* _Problem details_: What is the number of lines holding the word "asked"? Give that number alone.

[Stored data entries]
########################################
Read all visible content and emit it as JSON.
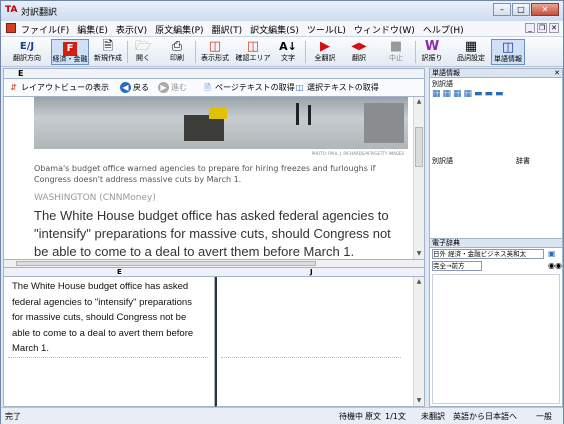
{
  "window": {
    "title": "対訳翻訳",
    "app_icon": "TA"
  },
  "menu": [
    "ファイル(F)",
    "編集(E)",
    "表示(V)",
    "原文編集(P)",
    "翻訳(T)",
    "訳文編集(S)",
    "ツール(L)",
    "ウィンドウ(W)",
    "ヘルプ(H)"
  ],
  "toolbar": {
    "direction": "翻訳方向",
    "direction_icon": "E/J",
    "field": "経済・金融",
    "new": "新規作成",
    "open": "開く",
    "print": "印刷",
    "display": "表示形式",
    "confirm_area": "確認エリア",
    "char": "文字",
    "translate_all": "全翻訳",
    "translate": "翻訳",
    "stop": "中止",
    "dict_lookup": "訳振り",
    "quality": "品詞設定",
    "word_info": "単語情報"
  },
  "doc": {
    "tab_label": "E"
  },
  "webbar": {
    "layout_view": "レイアウトビューの表示",
    "back": "戻る",
    "forward": "進む",
    "get_page_text": "ページテキストの取得",
    "get_selected_text": "選択テキストの取得"
  },
  "article": {
    "photo_credit": "PHOTO: PAUL J. RICHARDS/AFP/GETTY IMAGES",
    "caption": "Obama's budget office warned agencies to prepare for hiring freezes and furloughs if Congress doesn't address massive cuts by March 1.",
    "byline": "WASHINGTON (CNNMoney)",
    "headline": "The White House budget office has asked federal agencies to \"intensify\" preparations for massive cuts, should Congress not be able to come to a deal to avert them before March 1."
  },
  "panes": {
    "source_label": "E",
    "target_label": "J",
    "source_text": "The White House budget office has asked federal agencies to \"intensify\" preparations for massive cuts, should Congress not be able to come to a deal to avert them before March 1."
  },
  "right_panel": {
    "word_info_title": "単語情報",
    "alt_words_label": "別訳語",
    "alt_word_col": "別訳語",
    "dict_col": "辞書",
    "dictionary_title": "電子辞典",
    "dictionary_select": "日外 経済・金融ビジネス英和太",
    "match_select": "完全→前方"
  },
  "status": {
    "left": "完了",
    "state": "待機中",
    "text_type": "原文",
    "page": "1/1文",
    "translated": "未翻訳",
    "direction": "英語から日本語へ",
    "mode": "一般"
  },
  "colors": {
    "accent": "#c00000",
    "link_blue": "#2a6ebb"
  }
}
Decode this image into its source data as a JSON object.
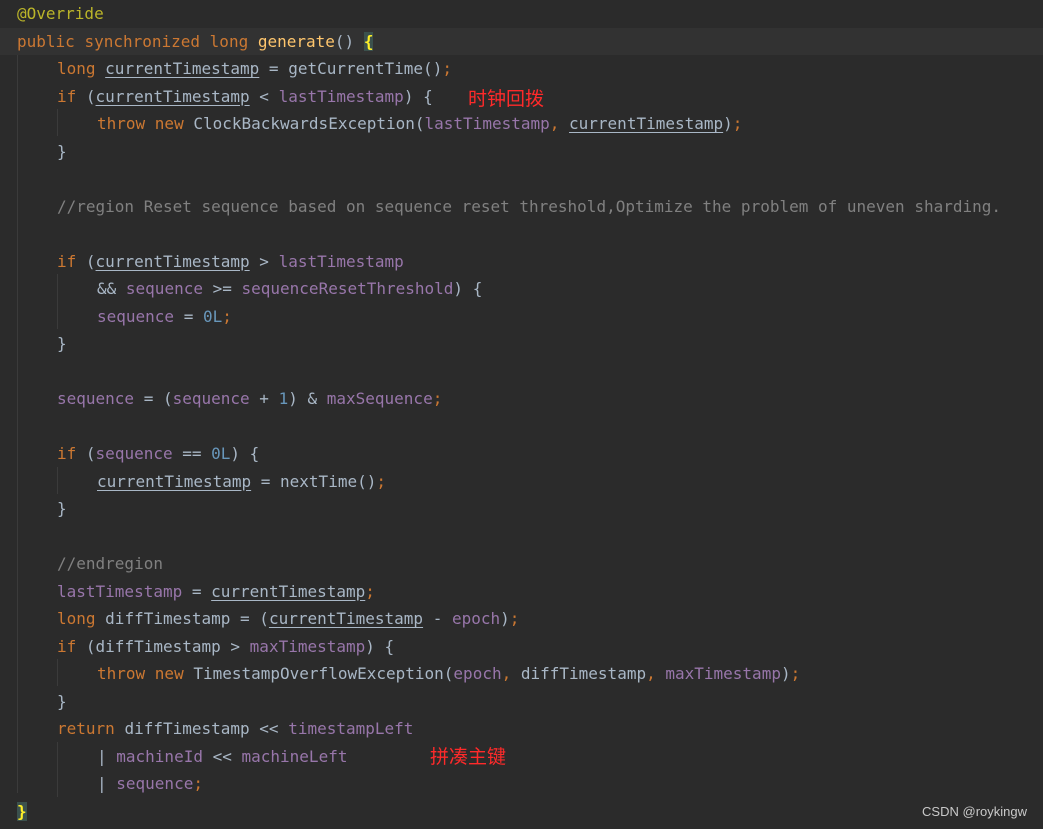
{
  "editor": {
    "lines": [
      {
        "indent": 0,
        "tokens": [
          {
            "t": "@Override",
            "c": "ann"
          }
        ]
      },
      {
        "indent": 0,
        "current": true,
        "tokens": [
          {
            "t": "public ",
            "c": "kw"
          },
          {
            "t": "synchronized ",
            "c": "kw"
          },
          {
            "t": "long ",
            "c": "kw"
          },
          {
            "t": "generate",
            "c": "fn"
          },
          {
            "t": "() "
          },
          {
            "t": "{",
            "c": "brace-hl"
          }
        ]
      },
      {
        "indent": 1,
        "tokens": [
          {
            "t": "long ",
            "c": "kw"
          },
          {
            "t": "currentTimestamp",
            "c": "var"
          },
          {
            "t": " = getCurrentTime()"
          },
          {
            "t": ";",
            "c": "punc"
          }
        ]
      },
      {
        "indent": 1,
        "tokens": [
          {
            "t": "if ",
            "c": "kw"
          },
          {
            "t": "("
          },
          {
            "t": "currentTimestamp",
            "c": "var"
          },
          {
            "t": " < "
          },
          {
            "t": "lastTimestamp",
            "c": "fld"
          },
          {
            "t": ") {"
          }
        ]
      },
      {
        "indent": 2,
        "tokens": [
          {
            "t": "throw ",
            "c": "kw"
          },
          {
            "t": "new ",
            "c": "kw"
          },
          {
            "t": "ClockBackwardsException("
          },
          {
            "t": "lastTimestamp",
            "c": "fld"
          },
          {
            "t": ", ",
            "c": "punc"
          },
          {
            "t": "currentTimestamp",
            "c": "var"
          },
          {
            "t": ")"
          },
          {
            "t": ";",
            "c": "punc"
          }
        ]
      },
      {
        "indent": 1,
        "tokens": [
          {
            "t": "}"
          }
        ]
      },
      {
        "indent": 0,
        "tokens": []
      },
      {
        "indent": 1,
        "tokens": [
          {
            "t": "//region Reset sequence based on sequence reset threshold,Optimize the problem of uneven sharding.",
            "c": "cmt"
          }
        ]
      },
      {
        "indent": 0,
        "tokens": []
      },
      {
        "indent": 1,
        "tokens": [
          {
            "t": "if ",
            "c": "kw"
          },
          {
            "t": "("
          },
          {
            "t": "currentTimestamp",
            "c": "var"
          },
          {
            "t": " > "
          },
          {
            "t": "lastTimestamp",
            "c": "fld"
          }
        ]
      },
      {
        "indent": 2,
        "tokens": [
          {
            "t": "&& "
          },
          {
            "t": "sequence",
            "c": "fld"
          },
          {
            "t": " >= "
          },
          {
            "t": "sequenceResetThreshold",
            "c": "fld"
          },
          {
            "t": ") {"
          }
        ]
      },
      {
        "indent": 2,
        "tokens": [
          {
            "t": "sequence",
            "c": "fld"
          },
          {
            "t": " = "
          },
          {
            "t": "0L",
            "c": "num"
          },
          {
            "t": ";",
            "c": "punc"
          }
        ]
      },
      {
        "indent": 1,
        "tokens": [
          {
            "t": "}"
          }
        ]
      },
      {
        "indent": 0,
        "tokens": []
      },
      {
        "indent": 1,
        "tokens": [
          {
            "t": "sequence",
            "c": "fld"
          },
          {
            "t": " = ("
          },
          {
            "t": "sequence",
            "c": "fld"
          },
          {
            "t": " + "
          },
          {
            "t": "1",
            "c": "num"
          },
          {
            "t": ") & "
          },
          {
            "t": "maxSequence",
            "c": "fld"
          },
          {
            "t": ";",
            "c": "punc"
          }
        ]
      },
      {
        "indent": 0,
        "tokens": []
      },
      {
        "indent": 1,
        "tokens": [
          {
            "t": "if ",
            "c": "kw"
          },
          {
            "t": "("
          },
          {
            "t": "sequence",
            "c": "fld"
          },
          {
            "t": " == "
          },
          {
            "t": "0L",
            "c": "num"
          },
          {
            "t": ") {"
          }
        ]
      },
      {
        "indent": 2,
        "tokens": [
          {
            "t": "currentTimestamp",
            "c": "var"
          },
          {
            "t": " = nextTime()"
          },
          {
            "t": ";",
            "c": "punc"
          }
        ]
      },
      {
        "indent": 1,
        "tokens": [
          {
            "t": "}"
          }
        ]
      },
      {
        "indent": 0,
        "tokens": []
      },
      {
        "indent": 1,
        "tokens": [
          {
            "t": "//endregion",
            "c": "cmt"
          }
        ]
      },
      {
        "indent": 1,
        "tokens": [
          {
            "t": "lastTimestamp",
            "c": "fld"
          },
          {
            "t": " = "
          },
          {
            "t": "currentTimestamp",
            "c": "var"
          },
          {
            "t": ";",
            "c": "punc"
          }
        ]
      },
      {
        "indent": 1,
        "tokens": [
          {
            "t": "long ",
            "c": "kw"
          },
          {
            "t": "diffTimestamp = ("
          },
          {
            "t": "currentTimestamp",
            "c": "var"
          },
          {
            "t": " - "
          },
          {
            "t": "epoch",
            "c": "fld"
          },
          {
            "t": ")"
          },
          {
            "t": ";",
            "c": "punc"
          }
        ]
      },
      {
        "indent": 1,
        "tokens": [
          {
            "t": "if ",
            "c": "kw"
          },
          {
            "t": "(diffTimestamp > "
          },
          {
            "t": "maxTimestamp",
            "c": "fld"
          },
          {
            "t": ") {"
          }
        ]
      },
      {
        "indent": 2,
        "tokens": [
          {
            "t": "throw ",
            "c": "kw"
          },
          {
            "t": "new ",
            "c": "kw"
          },
          {
            "t": "TimestampOverflowException("
          },
          {
            "t": "epoch",
            "c": "fld"
          },
          {
            "t": ", ",
            "c": "punc"
          },
          {
            "t": "diffTimestamp"
          },
          {
            "t": ", ",
            "c": "punc"
          },
          {
            "t": "maxTimestamp",
            "c": "fld"
          },
          {
            "t": ")"
          },
          {
            "t": ";",
            "c": "punc"
          }
        ]
      },
      {
        "indent": 1,
        "tokens": [
          {
            "t": "}"
          }
        ]
      },
      {
        "indent": 1,
        "tokens": [
          {
            "t": "return ",
            "c": "kw"
          },
          {
            "t": "diffTimestamp << "
          },
          {
            "t": "timestampLeft",
            "c": "fld"
          }
        ]
      },
      {
        "indent": 2,
        "tokens": [
          {
            "t": "| "
          },
          {
            "t": "machineId",
            "c": "fld"
          },
          {
            "t": " << "
          },
          {
            "t": "machineLeft",
            "c": "fld"
          }
        ]
      },
      {
        "indent": 2,
        "tokens": [
          {
            "t": "| "
          },
          {
            "t": "sequence",
            "c": "fld"
          },
          {
            "t": ";",
            "c": "punc"
          }
        ]
      },
      {
        "indent": 0,
        "tokens": [
          {
            "t": "}",
            "c": "brace-hl-end"
          }
        ]
      }
    ]
  },
  "annotations": {
    "clock_backwards": "时钟回拨",
    "compose_key": "拼凑主键"
  },
  "watermark": "CSDN @roykingw"
}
########################################
* _Task result_: 2